(What needs to be done):
Scan the entries below for the word "FACTOR". Copy each line that has it.

(Records supplied):

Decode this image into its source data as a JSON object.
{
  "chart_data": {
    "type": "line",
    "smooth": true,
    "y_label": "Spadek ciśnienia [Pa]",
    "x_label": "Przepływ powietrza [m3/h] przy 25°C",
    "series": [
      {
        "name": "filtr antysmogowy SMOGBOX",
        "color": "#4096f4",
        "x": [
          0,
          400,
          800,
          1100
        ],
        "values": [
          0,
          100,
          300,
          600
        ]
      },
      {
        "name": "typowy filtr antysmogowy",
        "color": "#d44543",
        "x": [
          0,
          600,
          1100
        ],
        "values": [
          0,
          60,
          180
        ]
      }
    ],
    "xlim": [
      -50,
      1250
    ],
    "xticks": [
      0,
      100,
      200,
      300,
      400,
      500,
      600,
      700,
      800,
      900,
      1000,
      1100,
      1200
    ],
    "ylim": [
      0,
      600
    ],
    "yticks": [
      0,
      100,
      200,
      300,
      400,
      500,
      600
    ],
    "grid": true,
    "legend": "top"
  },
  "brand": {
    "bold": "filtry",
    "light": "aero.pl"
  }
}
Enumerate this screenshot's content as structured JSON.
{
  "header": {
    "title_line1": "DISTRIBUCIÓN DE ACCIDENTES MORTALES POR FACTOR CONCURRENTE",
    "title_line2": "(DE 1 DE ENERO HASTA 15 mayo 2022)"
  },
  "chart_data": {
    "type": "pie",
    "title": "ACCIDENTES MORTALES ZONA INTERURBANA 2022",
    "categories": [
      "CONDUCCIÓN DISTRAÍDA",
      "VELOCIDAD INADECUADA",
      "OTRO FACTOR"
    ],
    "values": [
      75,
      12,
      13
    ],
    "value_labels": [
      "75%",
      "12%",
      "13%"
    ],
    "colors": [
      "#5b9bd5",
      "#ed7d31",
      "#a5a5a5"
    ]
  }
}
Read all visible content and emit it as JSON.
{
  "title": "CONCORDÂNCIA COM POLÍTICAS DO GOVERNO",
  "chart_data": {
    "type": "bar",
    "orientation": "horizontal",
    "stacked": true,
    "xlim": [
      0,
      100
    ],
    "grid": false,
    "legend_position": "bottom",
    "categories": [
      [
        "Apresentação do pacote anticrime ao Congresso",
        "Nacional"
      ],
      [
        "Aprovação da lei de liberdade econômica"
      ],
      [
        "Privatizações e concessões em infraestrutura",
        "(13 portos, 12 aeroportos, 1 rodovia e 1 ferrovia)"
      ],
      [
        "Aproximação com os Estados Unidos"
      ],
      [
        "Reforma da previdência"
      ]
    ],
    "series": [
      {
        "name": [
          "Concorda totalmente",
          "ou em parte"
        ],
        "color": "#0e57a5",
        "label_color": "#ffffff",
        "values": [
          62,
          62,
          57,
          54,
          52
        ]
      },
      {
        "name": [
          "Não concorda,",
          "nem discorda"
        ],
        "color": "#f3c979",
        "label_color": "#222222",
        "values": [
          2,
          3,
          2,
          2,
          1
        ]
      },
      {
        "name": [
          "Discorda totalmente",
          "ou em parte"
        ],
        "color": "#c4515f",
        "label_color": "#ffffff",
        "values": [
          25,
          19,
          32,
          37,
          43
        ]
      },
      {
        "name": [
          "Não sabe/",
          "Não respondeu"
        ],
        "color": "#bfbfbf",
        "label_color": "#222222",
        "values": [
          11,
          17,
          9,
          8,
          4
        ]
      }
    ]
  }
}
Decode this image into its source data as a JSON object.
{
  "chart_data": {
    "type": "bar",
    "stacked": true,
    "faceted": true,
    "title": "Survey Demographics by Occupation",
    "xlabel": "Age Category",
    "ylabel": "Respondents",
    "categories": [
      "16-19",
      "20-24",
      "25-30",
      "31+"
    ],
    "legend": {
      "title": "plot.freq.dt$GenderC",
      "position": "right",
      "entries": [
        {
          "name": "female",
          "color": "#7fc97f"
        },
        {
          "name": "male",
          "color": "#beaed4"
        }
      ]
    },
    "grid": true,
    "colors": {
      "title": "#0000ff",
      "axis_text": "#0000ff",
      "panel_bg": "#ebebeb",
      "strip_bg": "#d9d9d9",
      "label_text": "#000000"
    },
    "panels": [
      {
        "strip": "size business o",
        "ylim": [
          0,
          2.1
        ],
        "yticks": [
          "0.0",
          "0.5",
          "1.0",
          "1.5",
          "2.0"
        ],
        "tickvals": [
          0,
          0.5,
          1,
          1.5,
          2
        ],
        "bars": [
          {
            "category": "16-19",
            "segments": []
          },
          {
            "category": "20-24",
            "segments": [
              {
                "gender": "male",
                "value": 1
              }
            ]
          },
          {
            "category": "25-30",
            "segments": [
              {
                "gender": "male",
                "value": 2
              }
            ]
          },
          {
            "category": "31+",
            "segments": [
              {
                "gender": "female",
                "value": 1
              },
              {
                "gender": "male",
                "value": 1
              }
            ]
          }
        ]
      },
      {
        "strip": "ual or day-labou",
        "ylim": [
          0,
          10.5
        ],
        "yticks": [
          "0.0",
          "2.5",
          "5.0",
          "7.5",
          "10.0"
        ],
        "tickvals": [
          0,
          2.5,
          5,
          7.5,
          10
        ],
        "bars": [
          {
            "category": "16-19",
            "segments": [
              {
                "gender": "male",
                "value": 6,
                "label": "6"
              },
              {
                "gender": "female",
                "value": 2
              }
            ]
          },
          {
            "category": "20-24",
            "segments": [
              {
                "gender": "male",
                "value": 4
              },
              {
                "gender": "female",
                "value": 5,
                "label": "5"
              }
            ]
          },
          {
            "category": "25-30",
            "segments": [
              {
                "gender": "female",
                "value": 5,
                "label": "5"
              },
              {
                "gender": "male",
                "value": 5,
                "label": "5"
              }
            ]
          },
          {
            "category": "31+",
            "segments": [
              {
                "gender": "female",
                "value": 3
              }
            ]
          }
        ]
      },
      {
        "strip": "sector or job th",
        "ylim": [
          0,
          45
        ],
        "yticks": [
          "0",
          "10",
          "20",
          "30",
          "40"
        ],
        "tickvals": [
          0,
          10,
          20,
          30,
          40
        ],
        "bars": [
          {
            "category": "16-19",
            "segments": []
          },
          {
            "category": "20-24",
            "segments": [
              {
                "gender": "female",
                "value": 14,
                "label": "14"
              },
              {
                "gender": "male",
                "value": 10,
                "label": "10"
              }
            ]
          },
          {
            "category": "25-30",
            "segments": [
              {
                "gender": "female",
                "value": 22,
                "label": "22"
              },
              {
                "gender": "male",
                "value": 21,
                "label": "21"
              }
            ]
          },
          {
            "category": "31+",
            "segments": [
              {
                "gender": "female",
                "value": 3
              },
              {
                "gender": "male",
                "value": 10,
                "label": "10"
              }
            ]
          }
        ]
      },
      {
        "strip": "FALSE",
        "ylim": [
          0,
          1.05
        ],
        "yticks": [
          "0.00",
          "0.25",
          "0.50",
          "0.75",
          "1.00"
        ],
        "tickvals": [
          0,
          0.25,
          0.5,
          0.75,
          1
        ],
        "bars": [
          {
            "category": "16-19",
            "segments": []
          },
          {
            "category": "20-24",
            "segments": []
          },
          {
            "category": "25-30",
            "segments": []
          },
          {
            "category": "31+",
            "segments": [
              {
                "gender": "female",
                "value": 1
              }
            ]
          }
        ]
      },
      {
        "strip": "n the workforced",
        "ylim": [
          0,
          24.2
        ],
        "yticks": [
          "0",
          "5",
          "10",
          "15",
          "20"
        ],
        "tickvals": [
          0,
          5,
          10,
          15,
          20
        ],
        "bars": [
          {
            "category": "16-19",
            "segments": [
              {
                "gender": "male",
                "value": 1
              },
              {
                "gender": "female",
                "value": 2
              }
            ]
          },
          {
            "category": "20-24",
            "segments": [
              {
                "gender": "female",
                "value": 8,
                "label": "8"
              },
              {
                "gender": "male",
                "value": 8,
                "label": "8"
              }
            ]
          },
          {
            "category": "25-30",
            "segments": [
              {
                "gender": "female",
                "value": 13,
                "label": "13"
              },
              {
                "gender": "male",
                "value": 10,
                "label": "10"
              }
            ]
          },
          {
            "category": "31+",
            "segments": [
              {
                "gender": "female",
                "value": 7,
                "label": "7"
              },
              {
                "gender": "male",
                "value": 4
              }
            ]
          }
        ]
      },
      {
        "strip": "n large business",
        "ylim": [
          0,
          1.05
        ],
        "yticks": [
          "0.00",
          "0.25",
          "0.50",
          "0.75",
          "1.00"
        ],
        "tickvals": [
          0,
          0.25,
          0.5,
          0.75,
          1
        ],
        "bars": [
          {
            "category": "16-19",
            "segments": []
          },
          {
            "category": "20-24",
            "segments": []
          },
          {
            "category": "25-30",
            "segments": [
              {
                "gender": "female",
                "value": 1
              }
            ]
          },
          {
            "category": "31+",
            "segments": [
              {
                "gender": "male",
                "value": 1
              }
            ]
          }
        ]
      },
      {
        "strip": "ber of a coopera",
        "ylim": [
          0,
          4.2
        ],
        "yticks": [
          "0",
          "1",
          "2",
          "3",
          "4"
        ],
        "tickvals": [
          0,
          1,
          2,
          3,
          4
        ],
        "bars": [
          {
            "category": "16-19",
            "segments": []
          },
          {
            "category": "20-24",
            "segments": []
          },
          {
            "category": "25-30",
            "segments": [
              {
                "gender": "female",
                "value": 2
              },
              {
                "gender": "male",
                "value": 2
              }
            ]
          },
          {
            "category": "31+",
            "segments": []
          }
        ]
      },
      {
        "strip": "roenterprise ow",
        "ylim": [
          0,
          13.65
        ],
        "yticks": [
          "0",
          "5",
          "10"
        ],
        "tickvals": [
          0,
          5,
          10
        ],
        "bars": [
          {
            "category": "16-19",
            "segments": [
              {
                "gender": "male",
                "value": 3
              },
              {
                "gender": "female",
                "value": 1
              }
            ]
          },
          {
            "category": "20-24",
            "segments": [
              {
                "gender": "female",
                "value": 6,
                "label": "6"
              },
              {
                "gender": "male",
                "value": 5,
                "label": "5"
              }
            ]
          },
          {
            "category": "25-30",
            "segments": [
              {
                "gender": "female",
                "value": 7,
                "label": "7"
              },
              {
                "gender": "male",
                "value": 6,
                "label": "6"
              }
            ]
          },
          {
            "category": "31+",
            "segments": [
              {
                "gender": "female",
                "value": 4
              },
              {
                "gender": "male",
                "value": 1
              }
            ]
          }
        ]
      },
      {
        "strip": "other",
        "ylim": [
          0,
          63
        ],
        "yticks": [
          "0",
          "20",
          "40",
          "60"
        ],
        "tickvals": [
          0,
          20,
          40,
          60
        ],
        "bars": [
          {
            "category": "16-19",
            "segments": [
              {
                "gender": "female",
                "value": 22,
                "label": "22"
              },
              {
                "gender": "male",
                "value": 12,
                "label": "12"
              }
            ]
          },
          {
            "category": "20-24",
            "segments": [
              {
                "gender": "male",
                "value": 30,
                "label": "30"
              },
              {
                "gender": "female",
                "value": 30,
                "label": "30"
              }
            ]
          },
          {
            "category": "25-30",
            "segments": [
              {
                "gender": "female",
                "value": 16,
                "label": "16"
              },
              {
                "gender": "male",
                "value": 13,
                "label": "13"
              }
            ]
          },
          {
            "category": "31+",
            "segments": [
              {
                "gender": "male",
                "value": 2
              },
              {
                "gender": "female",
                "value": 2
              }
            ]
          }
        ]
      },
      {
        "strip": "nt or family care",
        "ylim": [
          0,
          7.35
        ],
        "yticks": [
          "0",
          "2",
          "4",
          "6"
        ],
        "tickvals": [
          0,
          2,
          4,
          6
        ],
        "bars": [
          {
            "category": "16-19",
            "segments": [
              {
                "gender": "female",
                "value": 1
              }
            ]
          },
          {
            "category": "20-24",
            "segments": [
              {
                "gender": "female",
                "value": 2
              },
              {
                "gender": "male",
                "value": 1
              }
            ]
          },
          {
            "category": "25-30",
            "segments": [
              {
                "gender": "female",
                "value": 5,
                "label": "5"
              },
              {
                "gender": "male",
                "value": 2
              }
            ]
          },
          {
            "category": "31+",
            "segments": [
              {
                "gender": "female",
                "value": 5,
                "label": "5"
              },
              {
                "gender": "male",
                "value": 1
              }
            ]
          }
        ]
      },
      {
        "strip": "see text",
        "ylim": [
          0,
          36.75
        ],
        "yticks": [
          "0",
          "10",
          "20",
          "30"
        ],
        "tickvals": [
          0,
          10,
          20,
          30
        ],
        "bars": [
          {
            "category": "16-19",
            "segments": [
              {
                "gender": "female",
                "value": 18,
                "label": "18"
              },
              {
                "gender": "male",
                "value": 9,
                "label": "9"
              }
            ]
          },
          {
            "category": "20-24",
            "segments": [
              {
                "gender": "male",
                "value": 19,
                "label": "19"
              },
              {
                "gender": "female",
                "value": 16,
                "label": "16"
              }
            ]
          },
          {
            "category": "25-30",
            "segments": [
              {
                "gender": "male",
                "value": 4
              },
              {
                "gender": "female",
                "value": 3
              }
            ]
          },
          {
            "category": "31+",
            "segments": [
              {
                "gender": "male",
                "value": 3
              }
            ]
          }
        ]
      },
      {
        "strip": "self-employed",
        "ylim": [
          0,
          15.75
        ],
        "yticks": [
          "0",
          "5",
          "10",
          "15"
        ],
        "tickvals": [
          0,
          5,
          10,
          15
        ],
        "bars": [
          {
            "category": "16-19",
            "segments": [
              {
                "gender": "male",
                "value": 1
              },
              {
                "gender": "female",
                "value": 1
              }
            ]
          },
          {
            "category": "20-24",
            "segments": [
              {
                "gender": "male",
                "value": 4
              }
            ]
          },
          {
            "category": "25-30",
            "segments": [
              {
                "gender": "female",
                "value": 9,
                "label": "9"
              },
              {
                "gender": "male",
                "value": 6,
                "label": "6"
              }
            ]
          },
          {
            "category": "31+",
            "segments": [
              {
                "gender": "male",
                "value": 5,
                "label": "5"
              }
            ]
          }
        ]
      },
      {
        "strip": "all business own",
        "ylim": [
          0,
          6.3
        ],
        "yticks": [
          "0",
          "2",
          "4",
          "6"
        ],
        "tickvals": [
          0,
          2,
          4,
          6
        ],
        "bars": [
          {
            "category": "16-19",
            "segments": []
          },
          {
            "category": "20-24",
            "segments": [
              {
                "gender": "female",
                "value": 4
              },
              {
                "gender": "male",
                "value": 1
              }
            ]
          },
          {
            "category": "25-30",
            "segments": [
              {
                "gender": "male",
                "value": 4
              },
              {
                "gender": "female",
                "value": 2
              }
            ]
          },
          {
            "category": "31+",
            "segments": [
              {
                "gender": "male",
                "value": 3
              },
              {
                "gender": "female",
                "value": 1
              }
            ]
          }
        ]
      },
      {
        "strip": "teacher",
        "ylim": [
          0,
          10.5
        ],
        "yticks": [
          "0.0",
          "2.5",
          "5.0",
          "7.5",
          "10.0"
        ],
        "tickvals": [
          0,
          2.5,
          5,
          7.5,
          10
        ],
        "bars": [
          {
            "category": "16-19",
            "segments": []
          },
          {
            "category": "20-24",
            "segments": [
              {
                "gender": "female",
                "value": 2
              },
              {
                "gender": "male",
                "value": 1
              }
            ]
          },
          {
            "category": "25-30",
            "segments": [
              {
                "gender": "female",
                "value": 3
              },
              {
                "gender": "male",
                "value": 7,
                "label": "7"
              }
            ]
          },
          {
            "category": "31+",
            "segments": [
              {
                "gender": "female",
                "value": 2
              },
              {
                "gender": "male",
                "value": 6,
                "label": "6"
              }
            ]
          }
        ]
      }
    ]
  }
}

(Response to this task):
    "title_line1": "DISTRIBUCIÓN DE ACCIDENTES MORTALES POR FACTOR CONCURRENTE",
      "OTRO FACTOR"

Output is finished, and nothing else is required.